RECORDS TO PROCESS:
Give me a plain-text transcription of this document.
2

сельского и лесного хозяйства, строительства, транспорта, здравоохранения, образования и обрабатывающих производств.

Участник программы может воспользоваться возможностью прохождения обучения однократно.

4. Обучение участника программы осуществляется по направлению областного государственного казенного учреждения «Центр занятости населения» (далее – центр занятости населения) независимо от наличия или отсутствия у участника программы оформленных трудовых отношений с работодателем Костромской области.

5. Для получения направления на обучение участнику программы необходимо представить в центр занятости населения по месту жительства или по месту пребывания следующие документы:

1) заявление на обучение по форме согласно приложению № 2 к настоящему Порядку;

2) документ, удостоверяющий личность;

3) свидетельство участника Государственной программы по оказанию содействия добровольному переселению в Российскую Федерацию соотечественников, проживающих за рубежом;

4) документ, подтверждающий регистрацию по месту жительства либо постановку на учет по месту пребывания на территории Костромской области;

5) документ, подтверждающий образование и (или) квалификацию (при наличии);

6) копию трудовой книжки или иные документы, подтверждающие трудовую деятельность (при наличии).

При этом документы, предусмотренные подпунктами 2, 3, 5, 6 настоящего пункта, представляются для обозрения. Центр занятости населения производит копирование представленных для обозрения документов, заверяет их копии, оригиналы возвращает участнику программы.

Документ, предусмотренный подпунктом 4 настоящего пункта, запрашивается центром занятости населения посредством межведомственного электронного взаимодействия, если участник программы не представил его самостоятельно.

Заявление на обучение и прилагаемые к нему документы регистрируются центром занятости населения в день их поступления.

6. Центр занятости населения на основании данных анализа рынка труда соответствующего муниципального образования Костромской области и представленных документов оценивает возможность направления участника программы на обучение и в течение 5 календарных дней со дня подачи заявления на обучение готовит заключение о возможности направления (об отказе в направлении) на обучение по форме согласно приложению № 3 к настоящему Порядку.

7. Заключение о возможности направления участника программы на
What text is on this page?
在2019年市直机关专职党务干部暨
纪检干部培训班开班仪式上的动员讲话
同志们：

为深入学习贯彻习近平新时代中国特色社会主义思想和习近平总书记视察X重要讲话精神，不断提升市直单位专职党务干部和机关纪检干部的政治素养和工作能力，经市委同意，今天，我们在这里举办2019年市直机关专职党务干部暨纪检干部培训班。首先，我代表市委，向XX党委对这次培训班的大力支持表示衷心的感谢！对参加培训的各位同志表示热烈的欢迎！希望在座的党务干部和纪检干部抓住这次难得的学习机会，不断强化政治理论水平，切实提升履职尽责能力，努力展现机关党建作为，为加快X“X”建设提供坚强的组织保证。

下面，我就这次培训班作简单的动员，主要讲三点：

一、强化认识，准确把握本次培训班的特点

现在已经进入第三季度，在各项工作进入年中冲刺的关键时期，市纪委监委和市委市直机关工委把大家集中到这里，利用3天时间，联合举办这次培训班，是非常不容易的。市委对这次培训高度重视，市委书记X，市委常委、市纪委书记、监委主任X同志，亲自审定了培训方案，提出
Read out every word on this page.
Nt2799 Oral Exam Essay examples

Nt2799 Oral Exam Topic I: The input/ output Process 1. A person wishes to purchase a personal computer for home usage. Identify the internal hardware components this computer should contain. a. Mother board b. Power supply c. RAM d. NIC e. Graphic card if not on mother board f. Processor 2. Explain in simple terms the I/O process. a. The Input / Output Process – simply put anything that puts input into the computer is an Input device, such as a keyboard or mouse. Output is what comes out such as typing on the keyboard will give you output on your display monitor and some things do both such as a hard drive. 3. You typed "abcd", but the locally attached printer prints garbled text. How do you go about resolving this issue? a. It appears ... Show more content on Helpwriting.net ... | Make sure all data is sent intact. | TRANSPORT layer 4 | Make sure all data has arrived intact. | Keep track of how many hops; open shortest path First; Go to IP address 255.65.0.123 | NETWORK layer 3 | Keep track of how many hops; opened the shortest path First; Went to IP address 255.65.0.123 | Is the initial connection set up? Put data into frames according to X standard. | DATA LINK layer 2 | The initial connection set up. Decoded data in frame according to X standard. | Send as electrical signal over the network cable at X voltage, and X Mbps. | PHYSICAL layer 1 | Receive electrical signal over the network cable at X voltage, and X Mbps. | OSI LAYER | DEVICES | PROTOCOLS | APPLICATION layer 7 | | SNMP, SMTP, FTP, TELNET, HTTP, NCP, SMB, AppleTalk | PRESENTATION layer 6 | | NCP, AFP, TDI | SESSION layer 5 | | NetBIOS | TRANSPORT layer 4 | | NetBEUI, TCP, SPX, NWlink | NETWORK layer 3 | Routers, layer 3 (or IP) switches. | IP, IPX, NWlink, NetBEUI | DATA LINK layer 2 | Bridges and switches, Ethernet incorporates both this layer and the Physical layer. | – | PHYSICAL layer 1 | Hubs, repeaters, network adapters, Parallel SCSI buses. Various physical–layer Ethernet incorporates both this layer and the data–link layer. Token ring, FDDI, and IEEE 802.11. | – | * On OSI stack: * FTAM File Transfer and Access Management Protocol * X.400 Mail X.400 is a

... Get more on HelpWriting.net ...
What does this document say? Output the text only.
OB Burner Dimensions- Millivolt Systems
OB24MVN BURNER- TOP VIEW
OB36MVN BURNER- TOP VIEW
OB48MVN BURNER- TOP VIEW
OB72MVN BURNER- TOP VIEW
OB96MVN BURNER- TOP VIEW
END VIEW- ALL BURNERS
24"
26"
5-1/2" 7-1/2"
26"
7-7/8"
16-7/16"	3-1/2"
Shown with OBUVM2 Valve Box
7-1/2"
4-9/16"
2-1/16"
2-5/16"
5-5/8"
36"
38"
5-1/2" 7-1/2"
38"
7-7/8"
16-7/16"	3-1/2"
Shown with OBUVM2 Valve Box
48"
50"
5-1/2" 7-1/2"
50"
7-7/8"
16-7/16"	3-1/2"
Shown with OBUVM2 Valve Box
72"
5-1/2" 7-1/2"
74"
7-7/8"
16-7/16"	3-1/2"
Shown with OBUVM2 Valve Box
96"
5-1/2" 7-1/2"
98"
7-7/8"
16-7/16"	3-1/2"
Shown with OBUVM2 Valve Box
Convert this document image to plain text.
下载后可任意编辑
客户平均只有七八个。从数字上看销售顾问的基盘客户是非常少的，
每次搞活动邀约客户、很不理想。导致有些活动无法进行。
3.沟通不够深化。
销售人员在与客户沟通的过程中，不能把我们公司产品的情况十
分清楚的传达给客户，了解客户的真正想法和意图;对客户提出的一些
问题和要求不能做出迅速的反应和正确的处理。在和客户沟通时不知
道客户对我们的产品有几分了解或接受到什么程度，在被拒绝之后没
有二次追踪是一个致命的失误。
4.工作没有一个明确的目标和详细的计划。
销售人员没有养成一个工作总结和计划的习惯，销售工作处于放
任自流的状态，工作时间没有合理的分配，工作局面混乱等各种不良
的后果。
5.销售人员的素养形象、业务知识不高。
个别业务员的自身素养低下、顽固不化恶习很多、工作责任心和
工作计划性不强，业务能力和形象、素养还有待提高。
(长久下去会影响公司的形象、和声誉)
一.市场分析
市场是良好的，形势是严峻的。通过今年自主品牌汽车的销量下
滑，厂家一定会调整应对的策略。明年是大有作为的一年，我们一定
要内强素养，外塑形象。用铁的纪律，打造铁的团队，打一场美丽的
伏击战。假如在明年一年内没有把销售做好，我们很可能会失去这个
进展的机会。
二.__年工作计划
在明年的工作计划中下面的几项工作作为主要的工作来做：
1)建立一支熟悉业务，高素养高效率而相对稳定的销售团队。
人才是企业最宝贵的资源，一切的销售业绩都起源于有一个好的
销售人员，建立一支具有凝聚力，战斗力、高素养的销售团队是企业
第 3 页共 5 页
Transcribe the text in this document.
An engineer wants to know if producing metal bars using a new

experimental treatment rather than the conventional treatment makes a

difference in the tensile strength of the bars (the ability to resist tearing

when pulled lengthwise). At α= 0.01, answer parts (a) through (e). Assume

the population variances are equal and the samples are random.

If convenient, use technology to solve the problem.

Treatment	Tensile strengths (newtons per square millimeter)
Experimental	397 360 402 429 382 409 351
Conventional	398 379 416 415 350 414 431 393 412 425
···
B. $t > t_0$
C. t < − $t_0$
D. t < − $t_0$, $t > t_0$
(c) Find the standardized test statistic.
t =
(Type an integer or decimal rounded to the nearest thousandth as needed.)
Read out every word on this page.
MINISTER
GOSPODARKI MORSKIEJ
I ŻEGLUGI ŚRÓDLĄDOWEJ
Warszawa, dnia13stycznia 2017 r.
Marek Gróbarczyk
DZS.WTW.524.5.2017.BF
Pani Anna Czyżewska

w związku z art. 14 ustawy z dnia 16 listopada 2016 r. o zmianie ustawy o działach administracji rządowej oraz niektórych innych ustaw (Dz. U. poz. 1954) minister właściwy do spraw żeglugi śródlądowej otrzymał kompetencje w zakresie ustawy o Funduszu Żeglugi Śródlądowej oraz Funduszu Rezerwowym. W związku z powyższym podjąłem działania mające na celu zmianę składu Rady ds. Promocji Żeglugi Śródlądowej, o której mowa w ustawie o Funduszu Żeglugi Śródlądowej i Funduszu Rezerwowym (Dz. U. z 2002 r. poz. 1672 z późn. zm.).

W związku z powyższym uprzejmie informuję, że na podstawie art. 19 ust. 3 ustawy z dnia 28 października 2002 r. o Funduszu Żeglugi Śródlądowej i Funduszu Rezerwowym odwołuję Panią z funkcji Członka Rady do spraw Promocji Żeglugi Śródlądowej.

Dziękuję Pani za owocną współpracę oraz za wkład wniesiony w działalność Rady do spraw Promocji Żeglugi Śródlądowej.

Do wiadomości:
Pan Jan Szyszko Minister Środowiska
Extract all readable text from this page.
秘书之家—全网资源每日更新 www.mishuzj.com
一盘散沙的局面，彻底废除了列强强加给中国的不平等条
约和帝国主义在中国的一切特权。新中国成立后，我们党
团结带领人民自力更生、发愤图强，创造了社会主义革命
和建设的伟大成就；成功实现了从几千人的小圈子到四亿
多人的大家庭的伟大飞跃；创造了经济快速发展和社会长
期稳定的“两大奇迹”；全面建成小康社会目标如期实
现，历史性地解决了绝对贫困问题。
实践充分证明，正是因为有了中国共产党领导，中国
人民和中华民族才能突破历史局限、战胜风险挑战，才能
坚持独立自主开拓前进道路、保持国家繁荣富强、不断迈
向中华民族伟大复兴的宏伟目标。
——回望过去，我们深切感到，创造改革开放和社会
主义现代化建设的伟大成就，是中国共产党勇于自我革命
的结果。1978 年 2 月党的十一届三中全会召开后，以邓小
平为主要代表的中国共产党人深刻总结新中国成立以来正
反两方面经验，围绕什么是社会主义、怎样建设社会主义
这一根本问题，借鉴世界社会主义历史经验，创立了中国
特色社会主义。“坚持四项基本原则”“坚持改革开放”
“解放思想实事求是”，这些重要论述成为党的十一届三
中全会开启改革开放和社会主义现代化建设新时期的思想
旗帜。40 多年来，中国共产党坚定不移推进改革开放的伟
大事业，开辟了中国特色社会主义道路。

INSTRUCTION:
Collect every line above that contains the word "document".

RESPONSE TO THIS TASK:
Give me a plain-text transcription of this document.
What does this document say? Output the text only.
Convert this document image to plain text.
Transcribe the text in this document.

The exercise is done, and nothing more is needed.